REQUEST:
Each line of the data that includes the string "variable" is to be copied out.
################
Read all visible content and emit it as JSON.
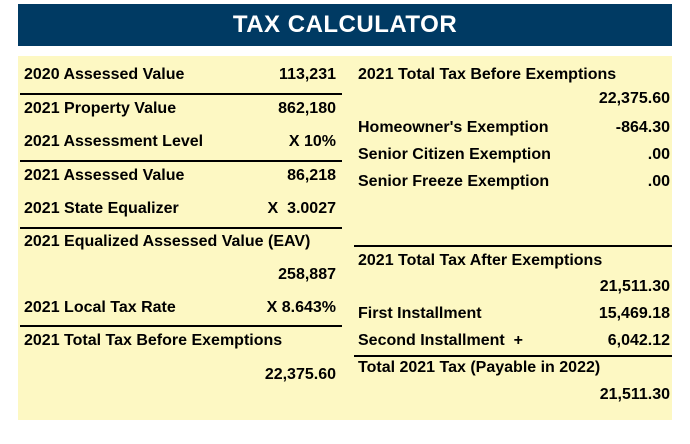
{
  "title": "TAX CALCULATOR",
  "left": {
    "assessed_2020": {
      "label": "2020 Assessed Value",
      "value": "113,231"
    },
    "property_2021": {
      "label": "2021 Property Value",
      "value": "862,180"
    },
    "assessment_level": {
      "label": "2021 Assessment Level",
      "value": "X 10%"
    },
    "assessed_2021": {
      "label": "2021 Assessed Value",
      "value": "86,218"
    },
    "state_equalizer": {
      "label": "2021 State Equalizer",
      "value": "X  3.0027"
    },
    "eav": {
      "label": "2021 Equalized Assessed Value (EAV)",
      "value": "258,887"
    },
    "local_tax_rate": {
      "label": "2021 Local Tax Rate",
      "value": "X 8.643%"
    },
    "total_before": {
      "label": "2021 Total Tax Before Exemptions",
      "value": "22,375.60"
    }
  },
  "right": {
    "total_before": {
      "label": "2021 Total Tax Before Exemptions",
      "value": "22,375.60"
    },
    "homeowner": {
      "label": "Homeowner's Exemption",
      "value": "-864.30"
    },
    "senior_citizen": {
      "label": "Senior Citizen Exemption",
      "value": ".00"
    },
    "senior_freeze": {
      "label": "Senior Freeze Exemption",
      "value": ".00"
    },
    "total_after": {
      "label": "2021 Total Tax After Exemptions",
      "value": "21,511.30"
    },
    "first_installment": {
      "label": "First Installment",
      "value": "15,469.18"
    },
    "second_installment": {
      "label": "Second Installment  +",
      "value": "6,042.12"
    },
    "total_2021": {
      "label": "Total 2021 Tax (Payable in 2022)",
      "value": "21,511.30"
    }
  }
}
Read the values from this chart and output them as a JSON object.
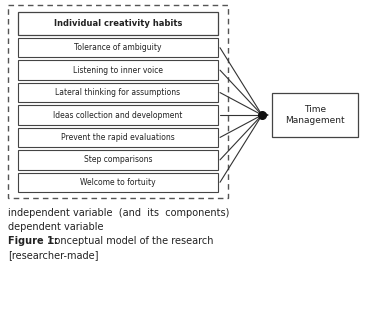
{
  "title_box": "Individual creativity habits",
  "sub_boxes": [
    "Tolerance of ambiguity",
    "Listening to inner voice",
    "Lateral thinking for assumptions",
    "Ideas collection and development",
    "Prevent the rapid evaluations",
    "Step comparisons",
    "Welcome to fortuity"
  ],
  "right_box": "Time\nManagement",
  "caption_line1": "independent variable  (and  its  components)",
  "caption_line2": "dependent variable",
  "caption_bold": "Figure 1:",
  "caption_rest": " conceptual model of the research",
  "caption_researcher": "[researcher-made]",
  "bg_color": "#ffffff",
  "box_color": "#ffffff",
  "box_edge_color": "#444444",
  "dashed_border_color": "#555555",
  "arrow_color": "#333333",
  "dot_color": "#111111",
  "text_color": "#222222",
  "font_size_title": 6.0,
  "font_size_sub": 5.5,
  "font_size_right": 6.5,
  "font_size_caption": 7.0
}
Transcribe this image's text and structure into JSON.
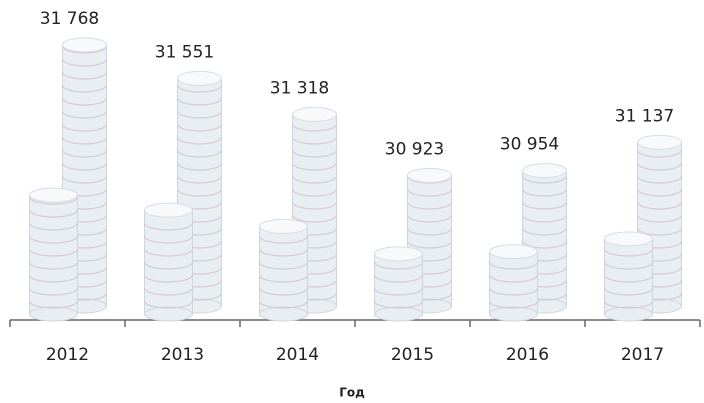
################
WRITTEN SOLUTION:
  "caption_line1": "independent variable  (and  its  components)",
  "caption_line2": "dependent variable",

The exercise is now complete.